Layout annotation data:
-- Begin --

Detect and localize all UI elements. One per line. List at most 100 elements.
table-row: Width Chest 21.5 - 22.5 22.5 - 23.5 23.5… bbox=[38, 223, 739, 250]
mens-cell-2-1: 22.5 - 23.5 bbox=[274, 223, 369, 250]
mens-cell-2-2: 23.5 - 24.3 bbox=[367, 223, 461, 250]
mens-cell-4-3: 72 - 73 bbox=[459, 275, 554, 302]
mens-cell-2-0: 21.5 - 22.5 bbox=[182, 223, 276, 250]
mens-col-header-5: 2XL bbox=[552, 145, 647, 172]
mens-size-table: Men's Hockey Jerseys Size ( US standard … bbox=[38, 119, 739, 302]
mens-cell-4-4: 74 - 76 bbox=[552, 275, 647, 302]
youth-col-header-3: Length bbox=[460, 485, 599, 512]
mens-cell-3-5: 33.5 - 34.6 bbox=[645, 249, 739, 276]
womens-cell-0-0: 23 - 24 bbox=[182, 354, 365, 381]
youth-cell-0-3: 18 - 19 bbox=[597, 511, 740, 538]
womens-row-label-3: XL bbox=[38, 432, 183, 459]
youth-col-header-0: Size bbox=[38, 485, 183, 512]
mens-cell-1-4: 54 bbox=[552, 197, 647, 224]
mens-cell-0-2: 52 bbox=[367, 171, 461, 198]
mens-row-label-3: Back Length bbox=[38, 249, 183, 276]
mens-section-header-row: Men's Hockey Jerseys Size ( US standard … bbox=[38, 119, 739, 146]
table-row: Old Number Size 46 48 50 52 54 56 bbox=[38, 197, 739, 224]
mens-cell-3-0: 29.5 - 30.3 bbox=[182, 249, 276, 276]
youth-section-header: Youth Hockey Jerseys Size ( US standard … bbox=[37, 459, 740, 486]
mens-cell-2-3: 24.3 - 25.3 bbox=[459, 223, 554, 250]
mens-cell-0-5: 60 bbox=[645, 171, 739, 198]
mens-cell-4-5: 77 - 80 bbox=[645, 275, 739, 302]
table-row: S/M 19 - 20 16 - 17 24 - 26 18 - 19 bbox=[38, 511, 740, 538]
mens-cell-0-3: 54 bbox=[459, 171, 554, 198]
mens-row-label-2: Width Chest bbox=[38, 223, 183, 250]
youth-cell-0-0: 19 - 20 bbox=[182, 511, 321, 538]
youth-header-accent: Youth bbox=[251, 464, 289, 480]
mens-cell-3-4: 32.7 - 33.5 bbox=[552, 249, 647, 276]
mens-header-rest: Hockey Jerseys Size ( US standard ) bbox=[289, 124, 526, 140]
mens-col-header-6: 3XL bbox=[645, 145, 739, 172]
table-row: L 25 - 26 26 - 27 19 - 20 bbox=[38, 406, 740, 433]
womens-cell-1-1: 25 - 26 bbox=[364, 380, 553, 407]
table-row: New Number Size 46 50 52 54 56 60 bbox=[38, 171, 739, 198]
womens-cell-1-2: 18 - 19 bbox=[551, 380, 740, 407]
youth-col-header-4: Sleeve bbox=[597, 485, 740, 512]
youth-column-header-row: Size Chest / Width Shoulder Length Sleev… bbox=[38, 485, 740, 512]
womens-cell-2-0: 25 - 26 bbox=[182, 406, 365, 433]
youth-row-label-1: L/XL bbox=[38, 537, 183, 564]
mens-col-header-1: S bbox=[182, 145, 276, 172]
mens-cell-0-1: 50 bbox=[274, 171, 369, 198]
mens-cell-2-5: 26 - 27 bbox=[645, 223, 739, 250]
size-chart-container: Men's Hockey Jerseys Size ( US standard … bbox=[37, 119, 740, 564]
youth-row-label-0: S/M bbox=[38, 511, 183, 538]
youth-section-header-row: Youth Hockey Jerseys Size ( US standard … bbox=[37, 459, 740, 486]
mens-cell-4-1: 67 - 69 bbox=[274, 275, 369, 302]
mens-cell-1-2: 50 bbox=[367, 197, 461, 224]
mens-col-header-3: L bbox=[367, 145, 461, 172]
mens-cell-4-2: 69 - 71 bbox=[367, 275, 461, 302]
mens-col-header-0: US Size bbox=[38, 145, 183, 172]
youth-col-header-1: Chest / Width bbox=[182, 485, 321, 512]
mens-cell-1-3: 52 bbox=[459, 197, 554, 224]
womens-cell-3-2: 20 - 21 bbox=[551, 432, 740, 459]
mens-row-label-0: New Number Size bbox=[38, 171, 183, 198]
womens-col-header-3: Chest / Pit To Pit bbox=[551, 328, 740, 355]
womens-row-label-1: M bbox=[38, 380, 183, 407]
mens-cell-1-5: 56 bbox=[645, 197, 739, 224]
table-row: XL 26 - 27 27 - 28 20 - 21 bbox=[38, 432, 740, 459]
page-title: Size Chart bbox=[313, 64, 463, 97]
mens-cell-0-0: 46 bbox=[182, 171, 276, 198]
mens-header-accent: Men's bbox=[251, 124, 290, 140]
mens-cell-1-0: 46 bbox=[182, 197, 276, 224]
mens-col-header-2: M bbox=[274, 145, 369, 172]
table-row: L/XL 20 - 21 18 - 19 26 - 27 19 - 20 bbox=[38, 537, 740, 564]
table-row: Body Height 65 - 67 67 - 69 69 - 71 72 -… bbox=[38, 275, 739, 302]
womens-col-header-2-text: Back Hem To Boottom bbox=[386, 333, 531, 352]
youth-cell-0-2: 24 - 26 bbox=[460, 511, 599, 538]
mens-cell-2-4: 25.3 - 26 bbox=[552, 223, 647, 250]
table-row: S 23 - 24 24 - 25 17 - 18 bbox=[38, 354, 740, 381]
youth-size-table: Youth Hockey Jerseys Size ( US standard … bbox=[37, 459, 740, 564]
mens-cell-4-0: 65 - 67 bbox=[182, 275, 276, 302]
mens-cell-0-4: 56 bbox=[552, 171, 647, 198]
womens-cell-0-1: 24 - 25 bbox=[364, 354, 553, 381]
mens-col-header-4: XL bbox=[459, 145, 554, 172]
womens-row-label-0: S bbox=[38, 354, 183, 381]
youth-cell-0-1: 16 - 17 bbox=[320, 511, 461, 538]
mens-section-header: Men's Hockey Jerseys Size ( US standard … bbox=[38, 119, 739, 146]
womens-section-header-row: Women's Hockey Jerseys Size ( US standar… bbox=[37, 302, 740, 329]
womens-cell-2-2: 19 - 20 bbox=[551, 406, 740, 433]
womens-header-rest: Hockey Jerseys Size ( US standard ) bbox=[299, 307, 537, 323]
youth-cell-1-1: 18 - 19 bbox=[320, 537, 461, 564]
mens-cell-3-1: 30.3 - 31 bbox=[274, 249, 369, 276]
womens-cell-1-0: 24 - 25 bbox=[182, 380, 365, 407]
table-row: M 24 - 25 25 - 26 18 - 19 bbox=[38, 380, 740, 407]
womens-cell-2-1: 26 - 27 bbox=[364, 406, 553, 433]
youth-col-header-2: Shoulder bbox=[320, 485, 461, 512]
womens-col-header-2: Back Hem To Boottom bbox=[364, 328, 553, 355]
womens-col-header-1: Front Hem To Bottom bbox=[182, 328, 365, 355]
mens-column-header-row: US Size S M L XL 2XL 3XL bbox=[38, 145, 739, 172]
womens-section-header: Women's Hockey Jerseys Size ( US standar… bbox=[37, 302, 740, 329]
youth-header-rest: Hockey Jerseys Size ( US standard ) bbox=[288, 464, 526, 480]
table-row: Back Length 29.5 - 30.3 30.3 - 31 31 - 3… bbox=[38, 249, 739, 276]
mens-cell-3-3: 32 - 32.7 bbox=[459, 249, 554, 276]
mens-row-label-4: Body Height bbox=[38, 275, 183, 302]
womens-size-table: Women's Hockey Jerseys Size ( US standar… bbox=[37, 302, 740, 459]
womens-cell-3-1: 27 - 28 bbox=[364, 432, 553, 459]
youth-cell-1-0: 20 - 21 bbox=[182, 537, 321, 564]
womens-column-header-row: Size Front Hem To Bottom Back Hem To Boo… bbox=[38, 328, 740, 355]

-- End --

• _DIRECTION_
Which lines in the items above contain the string "Bottom"? Gather and copy each of them.

• _COMPLETE OUTPUT_
womens-col-header-1: Front Hem To Bottom bbox=[182, 328, 365, 355]
womens-column-header-row: Size Front Hem To Bottom Back Hem To Boo… bbox=[38, 328, 740, 355]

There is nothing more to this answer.